### Given problem
Locate each line holding the string "image" and copy it.

— Start —

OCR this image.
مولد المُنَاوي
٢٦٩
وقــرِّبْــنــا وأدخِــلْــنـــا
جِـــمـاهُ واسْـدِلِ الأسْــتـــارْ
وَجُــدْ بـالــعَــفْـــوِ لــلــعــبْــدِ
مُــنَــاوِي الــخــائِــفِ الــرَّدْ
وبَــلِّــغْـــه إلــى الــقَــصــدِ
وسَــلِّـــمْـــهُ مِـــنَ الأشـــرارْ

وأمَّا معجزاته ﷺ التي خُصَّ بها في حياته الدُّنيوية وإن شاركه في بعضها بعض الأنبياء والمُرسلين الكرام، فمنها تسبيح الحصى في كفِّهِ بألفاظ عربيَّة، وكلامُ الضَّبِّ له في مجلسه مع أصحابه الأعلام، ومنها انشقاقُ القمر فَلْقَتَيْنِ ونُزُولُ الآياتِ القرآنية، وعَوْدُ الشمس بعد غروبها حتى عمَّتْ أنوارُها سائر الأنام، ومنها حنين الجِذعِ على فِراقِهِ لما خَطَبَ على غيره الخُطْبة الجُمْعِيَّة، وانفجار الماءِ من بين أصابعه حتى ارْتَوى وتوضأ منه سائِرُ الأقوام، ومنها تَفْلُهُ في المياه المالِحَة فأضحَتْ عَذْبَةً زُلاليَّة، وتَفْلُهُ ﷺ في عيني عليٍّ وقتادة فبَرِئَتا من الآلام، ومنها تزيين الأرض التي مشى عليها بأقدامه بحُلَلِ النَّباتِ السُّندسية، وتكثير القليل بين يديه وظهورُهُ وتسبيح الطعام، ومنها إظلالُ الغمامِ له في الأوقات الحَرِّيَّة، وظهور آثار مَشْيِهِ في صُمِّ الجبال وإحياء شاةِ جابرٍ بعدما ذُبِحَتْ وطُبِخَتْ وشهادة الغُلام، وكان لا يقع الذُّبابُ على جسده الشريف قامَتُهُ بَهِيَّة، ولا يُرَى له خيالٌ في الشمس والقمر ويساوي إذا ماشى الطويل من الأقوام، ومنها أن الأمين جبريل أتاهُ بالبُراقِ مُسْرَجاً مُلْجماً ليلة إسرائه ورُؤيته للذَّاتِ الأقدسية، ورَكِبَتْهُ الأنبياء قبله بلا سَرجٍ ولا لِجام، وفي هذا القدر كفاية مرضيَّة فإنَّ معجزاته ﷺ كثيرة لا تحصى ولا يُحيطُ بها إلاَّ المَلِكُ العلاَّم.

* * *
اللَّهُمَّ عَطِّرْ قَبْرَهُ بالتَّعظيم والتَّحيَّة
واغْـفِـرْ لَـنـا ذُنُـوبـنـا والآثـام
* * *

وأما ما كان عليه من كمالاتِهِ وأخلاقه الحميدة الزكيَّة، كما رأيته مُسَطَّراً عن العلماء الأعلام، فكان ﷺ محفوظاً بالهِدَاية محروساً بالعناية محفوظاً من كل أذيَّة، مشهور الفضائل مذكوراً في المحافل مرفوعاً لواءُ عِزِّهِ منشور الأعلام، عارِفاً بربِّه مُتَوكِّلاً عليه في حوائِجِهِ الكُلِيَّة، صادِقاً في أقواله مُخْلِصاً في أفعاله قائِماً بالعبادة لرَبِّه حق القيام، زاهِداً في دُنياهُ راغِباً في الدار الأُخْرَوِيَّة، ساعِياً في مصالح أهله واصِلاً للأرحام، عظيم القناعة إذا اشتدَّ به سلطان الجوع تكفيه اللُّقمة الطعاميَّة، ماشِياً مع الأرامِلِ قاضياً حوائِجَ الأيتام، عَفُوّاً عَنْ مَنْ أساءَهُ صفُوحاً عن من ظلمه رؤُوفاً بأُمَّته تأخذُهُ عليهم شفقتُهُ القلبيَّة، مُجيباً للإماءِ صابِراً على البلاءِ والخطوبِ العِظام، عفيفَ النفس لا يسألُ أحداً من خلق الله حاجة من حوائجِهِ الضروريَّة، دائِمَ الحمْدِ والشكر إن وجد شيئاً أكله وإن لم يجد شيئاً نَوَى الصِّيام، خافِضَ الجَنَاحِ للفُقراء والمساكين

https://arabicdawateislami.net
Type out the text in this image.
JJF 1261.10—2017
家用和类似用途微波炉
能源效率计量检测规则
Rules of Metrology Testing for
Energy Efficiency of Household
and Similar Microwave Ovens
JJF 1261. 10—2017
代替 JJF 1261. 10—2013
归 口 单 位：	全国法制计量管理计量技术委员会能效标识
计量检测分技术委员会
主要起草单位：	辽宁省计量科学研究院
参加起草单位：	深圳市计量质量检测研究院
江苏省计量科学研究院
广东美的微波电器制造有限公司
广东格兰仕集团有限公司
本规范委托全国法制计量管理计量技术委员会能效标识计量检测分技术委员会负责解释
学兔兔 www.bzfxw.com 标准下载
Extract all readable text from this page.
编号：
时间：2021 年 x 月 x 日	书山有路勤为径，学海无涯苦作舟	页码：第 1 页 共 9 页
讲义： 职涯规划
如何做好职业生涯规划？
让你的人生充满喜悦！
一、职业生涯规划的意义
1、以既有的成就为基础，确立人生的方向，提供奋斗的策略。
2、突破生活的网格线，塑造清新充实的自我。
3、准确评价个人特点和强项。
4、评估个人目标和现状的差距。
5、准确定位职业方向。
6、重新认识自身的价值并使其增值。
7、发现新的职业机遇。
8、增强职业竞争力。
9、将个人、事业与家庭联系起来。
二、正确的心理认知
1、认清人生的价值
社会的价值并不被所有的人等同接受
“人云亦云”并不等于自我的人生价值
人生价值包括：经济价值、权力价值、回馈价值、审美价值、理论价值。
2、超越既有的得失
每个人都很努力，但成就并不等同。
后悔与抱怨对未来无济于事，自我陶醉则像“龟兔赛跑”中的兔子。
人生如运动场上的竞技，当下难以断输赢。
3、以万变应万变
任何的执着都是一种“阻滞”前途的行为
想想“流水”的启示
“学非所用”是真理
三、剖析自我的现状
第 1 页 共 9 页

— End —

### Problem solution
OCR this image.
Type out the text in this image.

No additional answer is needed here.